[Part of a data file]
....................

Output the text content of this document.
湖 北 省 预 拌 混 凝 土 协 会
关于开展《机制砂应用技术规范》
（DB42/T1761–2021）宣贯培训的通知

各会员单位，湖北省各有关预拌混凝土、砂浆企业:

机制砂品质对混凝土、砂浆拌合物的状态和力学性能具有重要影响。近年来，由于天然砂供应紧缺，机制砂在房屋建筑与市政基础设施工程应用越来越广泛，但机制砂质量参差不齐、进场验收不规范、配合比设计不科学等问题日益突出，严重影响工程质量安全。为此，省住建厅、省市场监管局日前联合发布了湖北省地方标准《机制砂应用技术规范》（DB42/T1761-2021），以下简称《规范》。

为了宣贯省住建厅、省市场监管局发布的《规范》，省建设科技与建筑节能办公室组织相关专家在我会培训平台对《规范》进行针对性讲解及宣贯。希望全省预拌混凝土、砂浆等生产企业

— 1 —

....................

## [Short exercise]
State how many lines of the records above contain the word "机制砂应用技术规范", and give only that number.

## [Exercise result]
2